▼
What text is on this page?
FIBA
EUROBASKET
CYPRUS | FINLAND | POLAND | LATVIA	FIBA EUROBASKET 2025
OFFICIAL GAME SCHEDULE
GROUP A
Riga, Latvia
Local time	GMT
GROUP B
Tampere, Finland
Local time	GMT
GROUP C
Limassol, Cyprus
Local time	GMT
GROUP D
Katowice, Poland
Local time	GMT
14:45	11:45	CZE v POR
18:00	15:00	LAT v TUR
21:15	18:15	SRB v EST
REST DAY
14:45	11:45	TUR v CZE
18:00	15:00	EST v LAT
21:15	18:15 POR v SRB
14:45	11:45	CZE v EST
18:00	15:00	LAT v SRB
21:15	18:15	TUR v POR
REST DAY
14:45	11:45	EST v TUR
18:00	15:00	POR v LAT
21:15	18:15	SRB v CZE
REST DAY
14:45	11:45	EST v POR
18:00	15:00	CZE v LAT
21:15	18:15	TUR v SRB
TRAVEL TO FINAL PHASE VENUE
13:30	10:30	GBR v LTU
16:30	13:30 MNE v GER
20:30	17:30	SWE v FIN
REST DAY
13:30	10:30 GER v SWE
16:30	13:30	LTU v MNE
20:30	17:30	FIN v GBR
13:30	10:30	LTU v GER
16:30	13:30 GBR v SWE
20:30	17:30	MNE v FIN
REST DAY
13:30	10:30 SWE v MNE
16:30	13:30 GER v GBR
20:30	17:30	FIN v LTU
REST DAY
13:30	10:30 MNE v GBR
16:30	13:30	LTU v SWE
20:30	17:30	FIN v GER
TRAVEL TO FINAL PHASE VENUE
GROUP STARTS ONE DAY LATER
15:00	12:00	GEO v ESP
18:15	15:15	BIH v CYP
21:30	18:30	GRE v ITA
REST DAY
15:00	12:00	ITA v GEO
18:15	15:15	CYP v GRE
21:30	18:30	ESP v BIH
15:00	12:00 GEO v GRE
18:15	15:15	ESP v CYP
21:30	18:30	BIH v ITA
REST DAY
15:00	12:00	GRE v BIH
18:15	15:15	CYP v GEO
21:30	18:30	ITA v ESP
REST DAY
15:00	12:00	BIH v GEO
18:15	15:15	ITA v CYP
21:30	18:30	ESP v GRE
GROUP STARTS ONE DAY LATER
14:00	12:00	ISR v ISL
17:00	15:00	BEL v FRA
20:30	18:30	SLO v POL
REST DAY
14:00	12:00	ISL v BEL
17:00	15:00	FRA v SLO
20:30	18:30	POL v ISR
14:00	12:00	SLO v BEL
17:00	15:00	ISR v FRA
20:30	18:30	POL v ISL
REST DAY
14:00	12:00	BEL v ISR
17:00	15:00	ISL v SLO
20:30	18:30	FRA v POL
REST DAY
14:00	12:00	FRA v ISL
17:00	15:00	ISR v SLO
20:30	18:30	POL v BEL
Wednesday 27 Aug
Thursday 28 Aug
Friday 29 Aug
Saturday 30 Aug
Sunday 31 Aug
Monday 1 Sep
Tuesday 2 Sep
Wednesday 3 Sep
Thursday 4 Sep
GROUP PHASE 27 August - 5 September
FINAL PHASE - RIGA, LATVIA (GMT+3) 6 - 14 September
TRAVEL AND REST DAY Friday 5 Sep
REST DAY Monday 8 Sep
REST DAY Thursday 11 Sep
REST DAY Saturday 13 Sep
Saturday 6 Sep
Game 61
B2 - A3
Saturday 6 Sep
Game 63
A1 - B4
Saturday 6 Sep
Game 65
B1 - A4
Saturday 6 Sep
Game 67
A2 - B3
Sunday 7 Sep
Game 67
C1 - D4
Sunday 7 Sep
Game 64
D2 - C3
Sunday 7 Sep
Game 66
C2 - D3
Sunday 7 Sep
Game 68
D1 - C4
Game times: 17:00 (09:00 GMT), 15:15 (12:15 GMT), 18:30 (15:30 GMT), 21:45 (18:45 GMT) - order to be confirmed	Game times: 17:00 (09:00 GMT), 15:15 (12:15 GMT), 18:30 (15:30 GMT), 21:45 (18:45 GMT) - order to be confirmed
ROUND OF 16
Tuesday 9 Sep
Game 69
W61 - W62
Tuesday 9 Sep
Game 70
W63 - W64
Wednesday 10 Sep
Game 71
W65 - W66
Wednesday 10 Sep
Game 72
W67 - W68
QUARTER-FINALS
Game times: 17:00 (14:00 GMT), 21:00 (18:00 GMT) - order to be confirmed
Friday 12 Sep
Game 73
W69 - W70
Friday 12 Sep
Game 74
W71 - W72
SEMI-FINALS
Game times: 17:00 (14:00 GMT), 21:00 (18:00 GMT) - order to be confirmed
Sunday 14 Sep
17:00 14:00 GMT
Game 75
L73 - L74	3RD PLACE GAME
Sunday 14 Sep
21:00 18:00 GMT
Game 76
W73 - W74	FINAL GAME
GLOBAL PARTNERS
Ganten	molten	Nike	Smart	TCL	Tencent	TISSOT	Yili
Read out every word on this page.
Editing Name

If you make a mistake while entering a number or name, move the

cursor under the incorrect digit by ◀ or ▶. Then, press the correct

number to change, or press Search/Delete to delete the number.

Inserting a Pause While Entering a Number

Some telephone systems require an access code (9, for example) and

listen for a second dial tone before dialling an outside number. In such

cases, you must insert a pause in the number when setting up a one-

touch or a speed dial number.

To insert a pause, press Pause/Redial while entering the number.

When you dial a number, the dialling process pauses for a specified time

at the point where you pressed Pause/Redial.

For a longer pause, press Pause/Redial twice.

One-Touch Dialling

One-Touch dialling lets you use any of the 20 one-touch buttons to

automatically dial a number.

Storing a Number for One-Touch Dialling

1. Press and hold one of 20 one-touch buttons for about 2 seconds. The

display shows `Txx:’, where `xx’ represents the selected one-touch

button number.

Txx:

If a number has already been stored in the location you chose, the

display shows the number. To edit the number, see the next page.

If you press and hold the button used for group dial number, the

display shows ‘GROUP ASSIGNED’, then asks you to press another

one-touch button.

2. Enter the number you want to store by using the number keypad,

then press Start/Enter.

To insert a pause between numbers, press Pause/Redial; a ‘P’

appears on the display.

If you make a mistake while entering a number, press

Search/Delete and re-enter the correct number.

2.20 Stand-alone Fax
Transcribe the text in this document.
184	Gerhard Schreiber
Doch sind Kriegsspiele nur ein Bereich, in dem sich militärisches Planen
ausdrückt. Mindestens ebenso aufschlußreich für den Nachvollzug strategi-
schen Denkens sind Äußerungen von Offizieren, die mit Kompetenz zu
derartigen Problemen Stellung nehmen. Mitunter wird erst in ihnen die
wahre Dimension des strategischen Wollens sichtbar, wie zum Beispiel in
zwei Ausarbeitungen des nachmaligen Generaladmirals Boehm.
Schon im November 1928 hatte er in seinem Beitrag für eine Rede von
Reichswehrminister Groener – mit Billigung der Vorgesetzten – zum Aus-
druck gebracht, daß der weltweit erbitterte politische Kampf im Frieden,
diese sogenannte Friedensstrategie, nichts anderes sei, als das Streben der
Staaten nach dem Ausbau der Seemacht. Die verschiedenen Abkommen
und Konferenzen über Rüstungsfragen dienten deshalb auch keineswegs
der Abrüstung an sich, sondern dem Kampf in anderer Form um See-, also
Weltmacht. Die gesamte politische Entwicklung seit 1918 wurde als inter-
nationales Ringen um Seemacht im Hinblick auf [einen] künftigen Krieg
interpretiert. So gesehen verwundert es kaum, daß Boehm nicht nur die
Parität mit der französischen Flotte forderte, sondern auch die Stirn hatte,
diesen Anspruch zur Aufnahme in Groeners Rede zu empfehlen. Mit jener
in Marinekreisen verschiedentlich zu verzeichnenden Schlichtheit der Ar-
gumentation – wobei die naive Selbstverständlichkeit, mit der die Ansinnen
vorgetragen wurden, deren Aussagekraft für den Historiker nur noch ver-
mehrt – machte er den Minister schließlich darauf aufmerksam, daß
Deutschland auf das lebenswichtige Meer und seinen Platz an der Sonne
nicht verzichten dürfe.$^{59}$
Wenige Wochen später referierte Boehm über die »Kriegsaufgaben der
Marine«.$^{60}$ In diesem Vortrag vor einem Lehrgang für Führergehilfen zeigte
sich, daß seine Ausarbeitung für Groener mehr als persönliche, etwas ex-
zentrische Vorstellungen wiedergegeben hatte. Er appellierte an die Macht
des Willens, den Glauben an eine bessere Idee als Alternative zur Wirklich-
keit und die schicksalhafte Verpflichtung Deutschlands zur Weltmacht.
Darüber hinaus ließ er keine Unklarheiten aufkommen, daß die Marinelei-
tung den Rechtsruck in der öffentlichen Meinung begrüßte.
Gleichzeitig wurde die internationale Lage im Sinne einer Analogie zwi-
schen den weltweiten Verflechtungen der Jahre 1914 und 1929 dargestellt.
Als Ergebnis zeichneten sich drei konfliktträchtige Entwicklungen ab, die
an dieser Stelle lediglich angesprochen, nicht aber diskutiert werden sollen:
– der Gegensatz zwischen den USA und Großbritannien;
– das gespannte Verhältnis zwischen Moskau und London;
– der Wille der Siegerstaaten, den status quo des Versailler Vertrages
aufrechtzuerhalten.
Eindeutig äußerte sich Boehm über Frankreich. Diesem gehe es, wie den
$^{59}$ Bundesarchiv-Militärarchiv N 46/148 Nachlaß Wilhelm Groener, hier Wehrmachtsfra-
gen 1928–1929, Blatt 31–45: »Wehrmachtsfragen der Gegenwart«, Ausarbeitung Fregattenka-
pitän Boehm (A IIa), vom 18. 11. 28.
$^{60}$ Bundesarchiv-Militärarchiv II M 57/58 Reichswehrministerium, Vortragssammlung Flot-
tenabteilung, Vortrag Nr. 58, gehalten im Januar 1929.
▲
- **GIVEN EXERCISE**: Identify every line holding the word "PHASE" and copy it out.

- **FINAL ANSWER**:
TRAVEL TO FINAL PHASE VENUE
TRAVEL TO FINAL PHASE VENUE
GROUP PHASE 27 August - 5 September
FINAL PHASE - RIGA, LATVIA (GMT+3) 6 - 14 September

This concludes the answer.